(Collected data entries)
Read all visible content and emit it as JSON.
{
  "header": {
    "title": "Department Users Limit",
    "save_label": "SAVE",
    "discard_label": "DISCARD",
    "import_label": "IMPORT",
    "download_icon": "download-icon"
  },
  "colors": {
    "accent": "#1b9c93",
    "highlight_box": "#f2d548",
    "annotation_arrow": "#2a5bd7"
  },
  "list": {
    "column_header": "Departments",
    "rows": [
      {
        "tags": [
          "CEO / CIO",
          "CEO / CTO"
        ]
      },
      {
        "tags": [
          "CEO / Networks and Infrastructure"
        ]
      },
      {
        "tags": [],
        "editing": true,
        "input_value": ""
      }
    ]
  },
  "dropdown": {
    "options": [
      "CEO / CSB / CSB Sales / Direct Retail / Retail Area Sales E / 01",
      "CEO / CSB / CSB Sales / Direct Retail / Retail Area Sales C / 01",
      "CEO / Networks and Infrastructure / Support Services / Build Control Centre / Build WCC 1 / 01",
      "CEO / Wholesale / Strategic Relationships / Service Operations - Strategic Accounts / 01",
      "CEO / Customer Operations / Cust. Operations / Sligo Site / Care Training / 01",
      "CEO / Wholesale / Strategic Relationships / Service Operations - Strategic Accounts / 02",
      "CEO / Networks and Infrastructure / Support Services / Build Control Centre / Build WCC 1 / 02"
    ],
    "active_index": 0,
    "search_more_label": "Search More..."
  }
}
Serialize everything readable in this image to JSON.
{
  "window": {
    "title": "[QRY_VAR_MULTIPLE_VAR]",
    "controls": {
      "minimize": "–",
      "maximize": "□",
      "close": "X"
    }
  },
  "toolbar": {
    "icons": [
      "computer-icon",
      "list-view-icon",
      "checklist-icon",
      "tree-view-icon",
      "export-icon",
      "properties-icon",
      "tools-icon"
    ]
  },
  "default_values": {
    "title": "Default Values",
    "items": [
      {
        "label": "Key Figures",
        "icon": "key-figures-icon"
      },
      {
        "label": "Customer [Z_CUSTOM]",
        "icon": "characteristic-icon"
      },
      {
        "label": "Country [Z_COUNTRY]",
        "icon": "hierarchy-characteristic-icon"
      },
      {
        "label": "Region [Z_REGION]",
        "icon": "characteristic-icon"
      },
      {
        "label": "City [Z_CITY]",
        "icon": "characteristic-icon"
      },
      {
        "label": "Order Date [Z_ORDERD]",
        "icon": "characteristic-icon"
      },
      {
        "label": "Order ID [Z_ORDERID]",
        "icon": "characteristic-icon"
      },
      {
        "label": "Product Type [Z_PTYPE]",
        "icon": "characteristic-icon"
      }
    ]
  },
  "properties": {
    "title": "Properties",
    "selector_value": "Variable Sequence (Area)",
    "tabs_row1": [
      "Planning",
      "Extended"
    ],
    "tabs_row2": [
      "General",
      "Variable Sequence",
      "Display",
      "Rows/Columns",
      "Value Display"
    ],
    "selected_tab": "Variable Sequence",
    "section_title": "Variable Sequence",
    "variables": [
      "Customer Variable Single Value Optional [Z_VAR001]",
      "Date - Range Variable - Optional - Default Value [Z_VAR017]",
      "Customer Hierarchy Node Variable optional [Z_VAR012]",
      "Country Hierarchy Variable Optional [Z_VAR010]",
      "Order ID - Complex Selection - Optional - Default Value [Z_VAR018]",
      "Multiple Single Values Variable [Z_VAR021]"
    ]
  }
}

- _WHAT IS EXPECTED_
Give only the number of lines in the data that hold the string "Build".

- _IN RESPONSE_
2